** EXERCISE GOAL **
Pull out from the material below all lines with "codes".

━━━━━ DATASET ENTRIES

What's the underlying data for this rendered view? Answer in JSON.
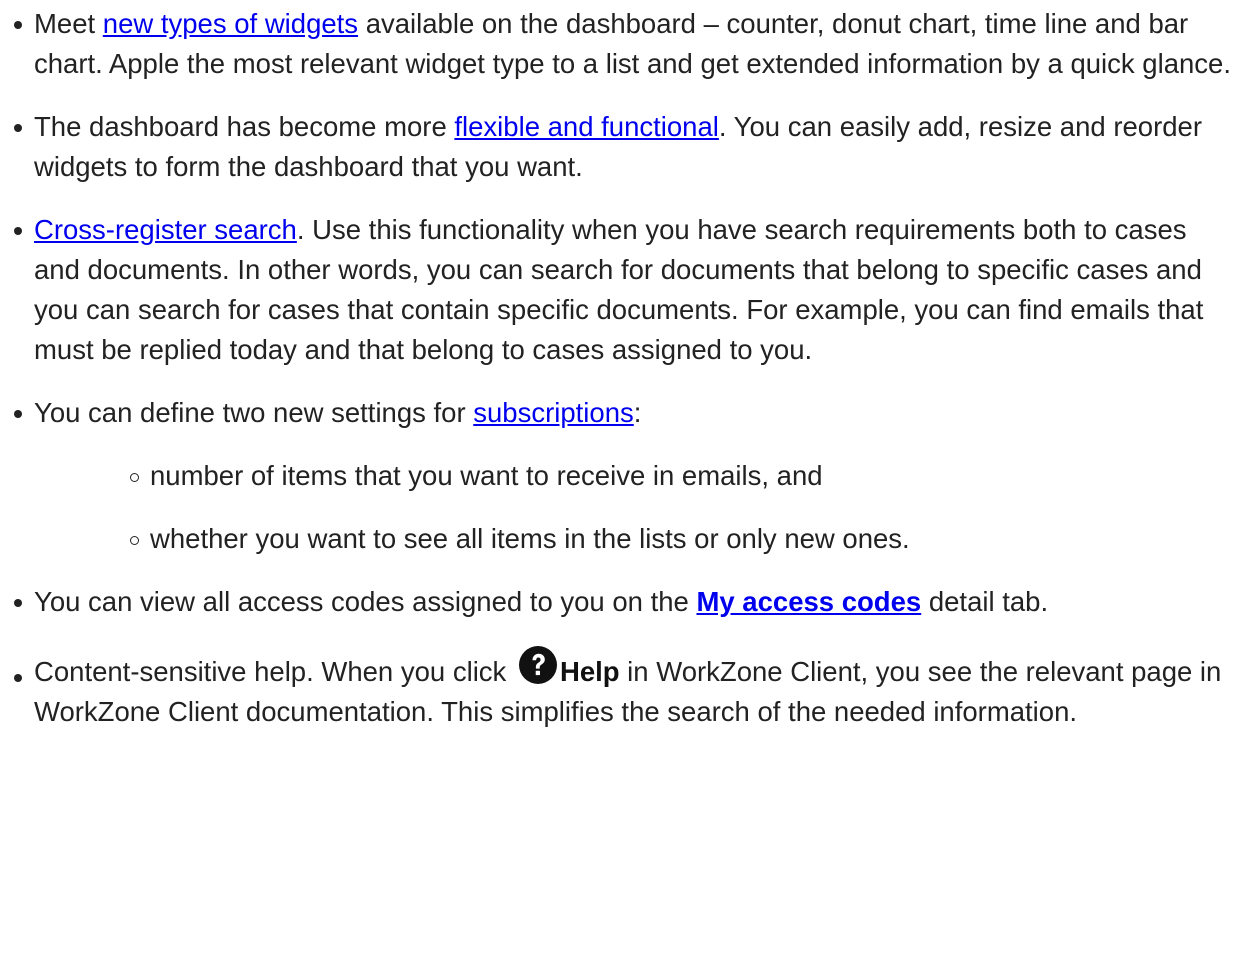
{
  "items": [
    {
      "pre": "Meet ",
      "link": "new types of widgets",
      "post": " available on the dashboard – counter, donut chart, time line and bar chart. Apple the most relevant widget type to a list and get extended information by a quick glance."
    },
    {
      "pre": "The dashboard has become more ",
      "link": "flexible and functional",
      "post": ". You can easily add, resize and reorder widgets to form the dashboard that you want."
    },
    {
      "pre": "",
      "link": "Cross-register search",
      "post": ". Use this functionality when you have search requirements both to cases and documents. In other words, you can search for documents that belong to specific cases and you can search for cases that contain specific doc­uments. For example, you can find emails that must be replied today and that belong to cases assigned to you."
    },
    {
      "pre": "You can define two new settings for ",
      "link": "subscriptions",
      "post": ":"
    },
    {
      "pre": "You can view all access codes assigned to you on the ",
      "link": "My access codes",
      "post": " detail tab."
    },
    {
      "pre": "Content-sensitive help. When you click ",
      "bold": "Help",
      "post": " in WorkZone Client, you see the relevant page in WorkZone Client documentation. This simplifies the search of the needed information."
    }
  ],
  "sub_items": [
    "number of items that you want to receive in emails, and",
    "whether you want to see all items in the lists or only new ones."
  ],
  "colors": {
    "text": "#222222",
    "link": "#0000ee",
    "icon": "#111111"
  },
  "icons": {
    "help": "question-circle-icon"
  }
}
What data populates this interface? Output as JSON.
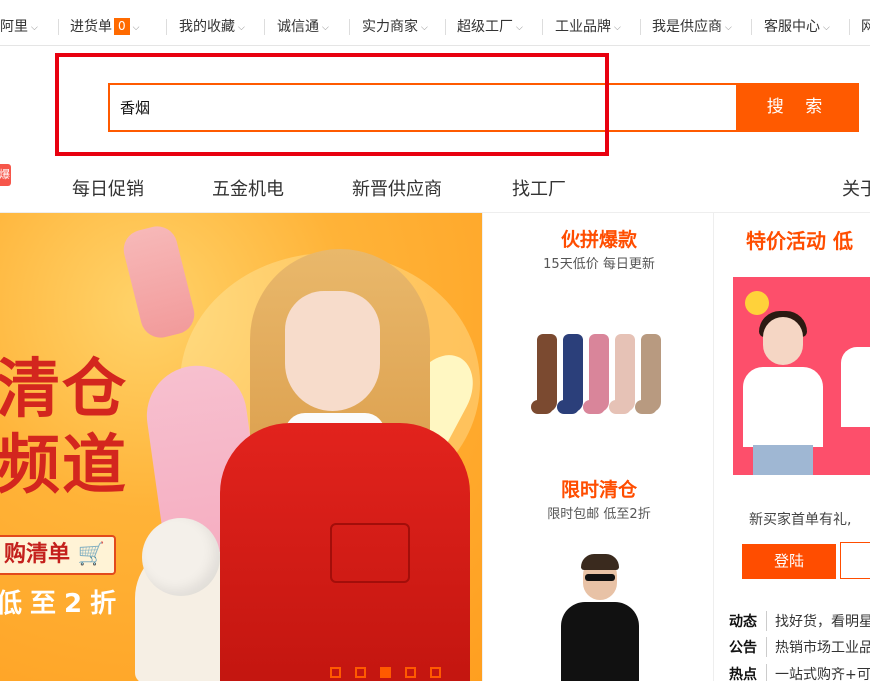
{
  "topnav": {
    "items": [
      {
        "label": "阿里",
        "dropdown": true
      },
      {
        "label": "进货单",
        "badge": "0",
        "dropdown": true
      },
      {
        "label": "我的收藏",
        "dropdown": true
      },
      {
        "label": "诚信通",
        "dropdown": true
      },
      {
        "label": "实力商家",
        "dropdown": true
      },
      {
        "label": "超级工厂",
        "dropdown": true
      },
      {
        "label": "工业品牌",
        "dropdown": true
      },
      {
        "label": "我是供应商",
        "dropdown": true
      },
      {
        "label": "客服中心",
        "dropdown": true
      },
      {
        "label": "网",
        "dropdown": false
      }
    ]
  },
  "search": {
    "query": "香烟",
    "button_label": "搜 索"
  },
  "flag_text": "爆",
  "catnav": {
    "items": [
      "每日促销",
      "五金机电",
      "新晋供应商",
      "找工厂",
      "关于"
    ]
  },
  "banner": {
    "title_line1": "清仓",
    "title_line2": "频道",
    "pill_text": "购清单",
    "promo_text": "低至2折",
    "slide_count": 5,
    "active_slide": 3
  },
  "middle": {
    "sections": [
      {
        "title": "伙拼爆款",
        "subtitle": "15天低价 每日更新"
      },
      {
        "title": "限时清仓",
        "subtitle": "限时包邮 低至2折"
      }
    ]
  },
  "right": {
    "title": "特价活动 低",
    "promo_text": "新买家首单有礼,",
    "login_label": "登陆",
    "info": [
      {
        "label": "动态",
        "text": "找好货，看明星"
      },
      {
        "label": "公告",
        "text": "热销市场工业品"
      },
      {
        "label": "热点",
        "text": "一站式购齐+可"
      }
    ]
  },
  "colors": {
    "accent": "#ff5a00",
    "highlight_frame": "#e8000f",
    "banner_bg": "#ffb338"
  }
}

━━━━━━━━━━

** SOLUTION TO THIS EXERCISE **
      "pre": "You can view all access codes assigned to you on the ",
      "link": "My access codes",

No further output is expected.